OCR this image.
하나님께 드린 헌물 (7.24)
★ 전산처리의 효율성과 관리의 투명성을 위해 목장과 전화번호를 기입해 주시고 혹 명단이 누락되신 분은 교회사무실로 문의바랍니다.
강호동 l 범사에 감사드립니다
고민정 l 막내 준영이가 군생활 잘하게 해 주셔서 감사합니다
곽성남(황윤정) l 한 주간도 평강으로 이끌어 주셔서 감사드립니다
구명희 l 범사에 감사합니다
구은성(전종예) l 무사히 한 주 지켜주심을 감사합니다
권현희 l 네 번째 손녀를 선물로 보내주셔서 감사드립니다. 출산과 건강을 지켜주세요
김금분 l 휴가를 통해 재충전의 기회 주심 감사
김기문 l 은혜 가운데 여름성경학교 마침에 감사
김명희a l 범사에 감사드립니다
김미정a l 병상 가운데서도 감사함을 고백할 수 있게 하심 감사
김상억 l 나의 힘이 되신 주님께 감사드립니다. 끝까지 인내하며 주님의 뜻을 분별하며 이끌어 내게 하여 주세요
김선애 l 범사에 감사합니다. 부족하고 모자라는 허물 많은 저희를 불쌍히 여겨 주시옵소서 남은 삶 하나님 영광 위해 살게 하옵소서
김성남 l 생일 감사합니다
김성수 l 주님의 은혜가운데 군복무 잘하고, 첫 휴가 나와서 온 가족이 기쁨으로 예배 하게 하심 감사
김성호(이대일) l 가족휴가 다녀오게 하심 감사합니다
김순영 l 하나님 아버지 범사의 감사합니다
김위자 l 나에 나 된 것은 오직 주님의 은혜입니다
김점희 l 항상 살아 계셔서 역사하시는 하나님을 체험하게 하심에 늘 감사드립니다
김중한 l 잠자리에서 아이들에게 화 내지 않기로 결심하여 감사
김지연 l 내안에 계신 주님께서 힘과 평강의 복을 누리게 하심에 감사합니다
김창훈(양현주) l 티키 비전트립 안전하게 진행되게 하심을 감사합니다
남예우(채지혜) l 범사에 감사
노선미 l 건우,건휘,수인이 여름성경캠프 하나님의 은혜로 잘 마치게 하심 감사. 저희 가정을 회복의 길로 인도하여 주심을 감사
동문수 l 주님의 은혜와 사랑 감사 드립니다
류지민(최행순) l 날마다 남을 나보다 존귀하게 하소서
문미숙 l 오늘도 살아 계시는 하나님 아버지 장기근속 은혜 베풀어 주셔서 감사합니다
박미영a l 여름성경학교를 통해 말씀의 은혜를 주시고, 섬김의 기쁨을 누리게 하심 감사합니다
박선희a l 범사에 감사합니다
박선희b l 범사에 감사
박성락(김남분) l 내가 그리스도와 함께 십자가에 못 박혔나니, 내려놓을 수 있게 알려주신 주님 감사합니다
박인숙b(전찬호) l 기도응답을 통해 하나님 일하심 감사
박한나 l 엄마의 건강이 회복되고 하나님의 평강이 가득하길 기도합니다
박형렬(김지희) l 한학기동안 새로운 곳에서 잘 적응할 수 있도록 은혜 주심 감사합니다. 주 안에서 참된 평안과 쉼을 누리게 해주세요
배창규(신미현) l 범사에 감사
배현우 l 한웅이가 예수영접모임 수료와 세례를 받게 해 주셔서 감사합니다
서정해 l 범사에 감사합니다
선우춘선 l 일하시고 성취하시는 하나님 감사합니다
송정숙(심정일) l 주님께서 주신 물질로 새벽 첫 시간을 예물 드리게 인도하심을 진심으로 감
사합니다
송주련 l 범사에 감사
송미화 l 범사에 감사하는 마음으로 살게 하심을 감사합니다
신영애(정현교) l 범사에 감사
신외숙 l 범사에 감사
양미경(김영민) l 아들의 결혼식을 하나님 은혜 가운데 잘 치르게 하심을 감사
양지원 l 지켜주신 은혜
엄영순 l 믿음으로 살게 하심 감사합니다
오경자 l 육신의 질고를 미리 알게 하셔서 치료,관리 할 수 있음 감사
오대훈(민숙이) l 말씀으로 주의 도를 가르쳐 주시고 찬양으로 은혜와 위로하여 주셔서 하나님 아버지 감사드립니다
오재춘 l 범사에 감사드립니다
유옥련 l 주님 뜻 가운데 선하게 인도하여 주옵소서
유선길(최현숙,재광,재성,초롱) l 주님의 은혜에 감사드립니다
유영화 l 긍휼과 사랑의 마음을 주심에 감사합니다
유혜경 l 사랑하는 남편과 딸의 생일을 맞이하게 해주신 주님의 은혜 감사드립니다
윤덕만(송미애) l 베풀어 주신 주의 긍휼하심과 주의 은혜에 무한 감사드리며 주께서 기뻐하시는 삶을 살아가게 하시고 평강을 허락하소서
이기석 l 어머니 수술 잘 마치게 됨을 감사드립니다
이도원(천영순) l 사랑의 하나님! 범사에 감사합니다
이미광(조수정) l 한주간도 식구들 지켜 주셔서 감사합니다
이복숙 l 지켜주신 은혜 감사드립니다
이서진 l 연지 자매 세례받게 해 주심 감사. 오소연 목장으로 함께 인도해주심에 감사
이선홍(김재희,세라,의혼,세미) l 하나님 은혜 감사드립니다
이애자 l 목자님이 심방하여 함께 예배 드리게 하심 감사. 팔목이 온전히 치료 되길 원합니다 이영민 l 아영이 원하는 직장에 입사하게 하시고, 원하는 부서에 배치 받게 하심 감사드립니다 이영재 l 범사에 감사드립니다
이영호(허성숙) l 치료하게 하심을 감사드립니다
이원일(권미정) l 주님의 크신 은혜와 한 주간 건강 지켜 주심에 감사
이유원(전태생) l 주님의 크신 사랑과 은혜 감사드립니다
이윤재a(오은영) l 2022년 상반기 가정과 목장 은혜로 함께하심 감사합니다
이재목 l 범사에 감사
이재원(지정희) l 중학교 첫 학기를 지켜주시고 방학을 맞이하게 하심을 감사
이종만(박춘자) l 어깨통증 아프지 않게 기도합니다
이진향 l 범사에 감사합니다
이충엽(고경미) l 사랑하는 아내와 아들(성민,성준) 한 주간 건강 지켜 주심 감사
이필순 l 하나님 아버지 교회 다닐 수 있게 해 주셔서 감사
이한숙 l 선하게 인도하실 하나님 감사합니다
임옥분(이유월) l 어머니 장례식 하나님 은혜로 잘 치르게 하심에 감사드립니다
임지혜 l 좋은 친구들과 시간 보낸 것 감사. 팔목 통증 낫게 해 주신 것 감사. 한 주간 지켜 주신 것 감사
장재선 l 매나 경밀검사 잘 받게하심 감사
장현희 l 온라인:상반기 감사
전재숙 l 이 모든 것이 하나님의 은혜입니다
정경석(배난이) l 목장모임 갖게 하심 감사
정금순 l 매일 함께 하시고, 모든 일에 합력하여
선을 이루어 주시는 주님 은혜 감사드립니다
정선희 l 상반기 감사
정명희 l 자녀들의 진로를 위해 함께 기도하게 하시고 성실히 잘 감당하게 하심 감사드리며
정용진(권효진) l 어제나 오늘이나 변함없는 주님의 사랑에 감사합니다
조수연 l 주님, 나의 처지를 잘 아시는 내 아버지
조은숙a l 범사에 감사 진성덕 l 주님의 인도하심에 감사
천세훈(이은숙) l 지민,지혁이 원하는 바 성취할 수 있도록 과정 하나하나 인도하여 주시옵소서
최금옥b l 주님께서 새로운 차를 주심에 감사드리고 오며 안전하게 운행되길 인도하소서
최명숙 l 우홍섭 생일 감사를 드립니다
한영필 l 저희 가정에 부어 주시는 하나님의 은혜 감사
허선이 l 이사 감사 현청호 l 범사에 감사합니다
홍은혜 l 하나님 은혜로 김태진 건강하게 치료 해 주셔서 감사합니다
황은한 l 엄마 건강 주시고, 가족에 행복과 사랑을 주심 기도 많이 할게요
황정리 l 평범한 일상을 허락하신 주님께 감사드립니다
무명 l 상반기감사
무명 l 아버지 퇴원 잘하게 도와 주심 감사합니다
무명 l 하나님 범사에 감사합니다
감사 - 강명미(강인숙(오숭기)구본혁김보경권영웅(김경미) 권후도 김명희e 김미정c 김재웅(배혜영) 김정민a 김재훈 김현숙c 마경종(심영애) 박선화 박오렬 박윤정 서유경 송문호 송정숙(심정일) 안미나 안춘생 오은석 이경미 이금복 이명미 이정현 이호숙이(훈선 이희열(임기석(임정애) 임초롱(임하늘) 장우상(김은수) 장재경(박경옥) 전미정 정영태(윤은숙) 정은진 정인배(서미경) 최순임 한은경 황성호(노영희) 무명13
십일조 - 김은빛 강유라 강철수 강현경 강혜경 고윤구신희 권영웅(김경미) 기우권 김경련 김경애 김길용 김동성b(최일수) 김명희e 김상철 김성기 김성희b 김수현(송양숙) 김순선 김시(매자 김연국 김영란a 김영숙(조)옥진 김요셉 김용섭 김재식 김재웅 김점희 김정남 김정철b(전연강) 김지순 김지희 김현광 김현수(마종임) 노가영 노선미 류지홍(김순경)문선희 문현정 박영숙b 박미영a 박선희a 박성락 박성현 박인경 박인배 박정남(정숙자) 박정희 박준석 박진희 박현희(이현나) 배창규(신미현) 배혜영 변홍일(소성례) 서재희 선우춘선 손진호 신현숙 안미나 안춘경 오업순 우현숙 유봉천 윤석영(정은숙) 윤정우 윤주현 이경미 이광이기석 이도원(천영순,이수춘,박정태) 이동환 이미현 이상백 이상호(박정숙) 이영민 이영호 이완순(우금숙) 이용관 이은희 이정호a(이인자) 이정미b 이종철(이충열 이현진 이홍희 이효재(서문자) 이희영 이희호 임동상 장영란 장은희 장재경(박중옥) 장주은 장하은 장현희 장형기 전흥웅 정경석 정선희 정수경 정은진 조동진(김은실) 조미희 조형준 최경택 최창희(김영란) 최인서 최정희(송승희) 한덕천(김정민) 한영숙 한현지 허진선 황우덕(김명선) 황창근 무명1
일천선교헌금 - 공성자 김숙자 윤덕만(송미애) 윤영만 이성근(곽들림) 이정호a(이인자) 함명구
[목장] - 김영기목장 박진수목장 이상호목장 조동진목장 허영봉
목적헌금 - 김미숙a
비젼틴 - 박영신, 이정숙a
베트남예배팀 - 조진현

========================

The task:
Find every line in the records that contains the word "박선희a"; copy those lines.

Solution for this task:
박선희a l 범사에 감사합니다
십일조 - 김은빛 강유라 강철수 강현경 강혜경 고윤구신희 권영웅(김경미) 기우권 김경련 김경애 김길용 김동성b(최일수) 김명희e 김상철 김성기 김성희b 김수현(송양숙) 김순선 김시(매자 김연국 김영란a 김영숙(조)옥진 김요셉 김용섭 김재식 김재웅 김점희 김정남 김정철b(전연강) 김지순 김지희 김현광 김현수(마종임) 노가영 노선미 류지홍(김순경)문선희 문현정 박영숙b 박미영a 박선희a 박성락 박성현 박인경 박인배 박정남(정숙자) 박정희 박준석 박진희 박현희(이현나) 배창규(신미현) 배혜영 변홍일(소성례) 서재희 선우춘선 손진호 신현숙 안미나 안춘경 오업순 우현숙 유봉천 윤석영(정은숙) 윤정우 윤주현 이경미 이광이기석 이도원(천영순,이수춘,박정태) 이동환 이미현 이상백 이상호(박정숙) 이영민 이영호 이완순(우금숙) 이용관 이은희 이정호a(이인자) 이정미b 이종철(이충열 이현진 이홍희 이효재(서문자) 이희영 이희호 임동상 장영란 장은희 장재경(박중옥) 장주은 장하은 장현희 장형기 전흥웅 정경석 정선희 정수경 정은진 조동진(김은실) 조미희 조형준 최경택 최창희(김영란) 최인서 최정희(송승희) 한덕천(김정민) 한영숙 한현지 허진선 황우덕(김명선) 황창근 무명1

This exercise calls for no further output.